- **Written problem**:
Set down the full listing exactly, character for character.

- **Raw data**:
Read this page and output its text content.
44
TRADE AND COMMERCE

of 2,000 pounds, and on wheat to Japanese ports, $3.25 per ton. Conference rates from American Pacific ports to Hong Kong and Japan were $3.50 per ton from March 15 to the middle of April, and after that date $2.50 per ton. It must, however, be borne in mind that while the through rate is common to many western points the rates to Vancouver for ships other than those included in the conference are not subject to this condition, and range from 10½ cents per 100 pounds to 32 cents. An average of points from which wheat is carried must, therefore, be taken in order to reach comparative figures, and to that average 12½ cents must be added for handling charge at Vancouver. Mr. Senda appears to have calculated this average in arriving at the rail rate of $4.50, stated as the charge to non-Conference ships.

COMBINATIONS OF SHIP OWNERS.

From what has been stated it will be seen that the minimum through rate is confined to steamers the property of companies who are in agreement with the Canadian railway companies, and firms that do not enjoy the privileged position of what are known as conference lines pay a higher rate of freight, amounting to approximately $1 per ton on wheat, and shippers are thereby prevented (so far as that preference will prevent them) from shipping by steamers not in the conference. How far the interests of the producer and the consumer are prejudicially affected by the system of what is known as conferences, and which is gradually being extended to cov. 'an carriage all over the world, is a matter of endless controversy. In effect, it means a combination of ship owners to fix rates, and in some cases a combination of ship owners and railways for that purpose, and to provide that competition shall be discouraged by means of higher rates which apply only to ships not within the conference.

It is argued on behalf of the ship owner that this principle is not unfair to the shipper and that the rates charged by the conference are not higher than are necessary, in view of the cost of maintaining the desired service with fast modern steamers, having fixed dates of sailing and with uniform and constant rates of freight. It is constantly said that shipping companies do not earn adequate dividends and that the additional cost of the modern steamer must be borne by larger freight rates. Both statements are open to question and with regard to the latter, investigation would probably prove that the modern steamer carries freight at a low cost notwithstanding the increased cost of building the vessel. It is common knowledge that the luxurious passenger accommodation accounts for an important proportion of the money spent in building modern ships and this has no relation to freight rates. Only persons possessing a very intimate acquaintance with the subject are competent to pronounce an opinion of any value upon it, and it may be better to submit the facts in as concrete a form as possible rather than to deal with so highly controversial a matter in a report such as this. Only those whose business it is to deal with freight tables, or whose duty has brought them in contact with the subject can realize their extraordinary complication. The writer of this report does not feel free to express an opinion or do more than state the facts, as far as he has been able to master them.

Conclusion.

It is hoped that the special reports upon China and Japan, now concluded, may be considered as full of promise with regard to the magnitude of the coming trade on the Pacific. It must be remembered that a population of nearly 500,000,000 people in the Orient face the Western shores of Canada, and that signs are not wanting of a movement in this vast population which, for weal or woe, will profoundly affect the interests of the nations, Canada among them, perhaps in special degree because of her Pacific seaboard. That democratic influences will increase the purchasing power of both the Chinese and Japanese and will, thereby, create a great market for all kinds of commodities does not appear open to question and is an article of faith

- **Expected answer**:
Read this page and output its text content.
44
TRADE AND COMMERCE

of 2,000 pounds, and on wheat to Japanese ports, $3.25 per ton. Conference rates from American Pacific ports to Hong Kong and Japan were $3.50 per ton from March 15 to the middle of April, and after that date $2.50 per ton. It must, however, be borne in mind that while the through rate is common to many western points the rates to Vancouver for ships other than those included in the conference are not subject to this condition, and range from 10½ cents per 100 pounds to 32 cents. An average of points from which wheat is carried must, therefore, be taken in order to reach comparative figures, and to that average 12½ cents must be added for handling charge at Vancouver. Mr. Senda appears to have calculated this average in arriving at the rail rate of $4.50, stated as the charge to non-Conference ships.

COMBINATIONS OF SHIP OWNERS.

From what has been stated it will be seen that the minimum through rate is confined to steamers the property of companies who are in agreement with the Canadian railway companies, and firms that do not enjoy the privileged position of what are known as conference lines pay a higher rate of freight, amounting to approximately $1 per ton on wheat, and shippers are thereby prevented (so far as that preference will prevent them) from shipping by steamers not in the conference. How far the interests of the producer and the consumer are prejudicially affected by the system of what is known as conferences, and which is gradually being extended to cov. 'an carriage all over the world, is a matter of endless controversy. In effect, it means a combination of ship owners to fix rates, and in some cases a combination of ship owners and railways for that purpose, and to provide that competition shall be discouraged by means of higher rates which apply only to ships not within the conference.

It is argued on behalf of the ship owner that this principle is not unfair to the shipper and that the rates charged by the conference are not higher than are necessary, in view of the cost of maintaining the desired service with fast modern steamers, having fixed dates of sailing and with uniform and constant rates of freight. It is constantly said that shipping companies do not earn adequate dividends and that the additional cost of the modern steamer must be borne by larger freight rates. Both statements are open to question and with regard to the latter, investigation would probably prove that the modern steamer carries freight at a low cost notwithstanding the increased cost of building the vessel. It is common knowledge that the luxurious passenger accommodation accounts for an important proportion of the money spent in building modern ships and this has no relation to freight rates. Only persons possessing a very intimate acquaintance with the subject are competent to pronounce an opinion of any value upon it, and it may be better to submit the facts in as concrete a form as possible rather than to deal with so highly controversial a matter in a report such as this. Only those whose business it is to deal with freight tables, or whose duty has brought them in contact with the subject can realize their extraordinary complication. The writer of this report does not feel free to express an opinion or do more than state the facts, as far as he has been able to master them.

Conclusion.

It is hoped that the special reports upon China and Japan, now concluded, may be considered as full of promise with regard to the magnitude of the coming trade on the Pacific. It must be remembered that a population of nearly 500,000,000 people in the Orient face the Western shores of Canada, and that signs are not wanting of a movement in this vast population which, for weal or woe, will profoundly affect the interests of the nations, Canada among them, perhaps in special degree because of her Pacific seaboard. That democratic influences will increase the purchasing power of both the Chinese and Japanese and will, thereby, create a great market for all kinds of commodities does not appear open to question and is an article of faith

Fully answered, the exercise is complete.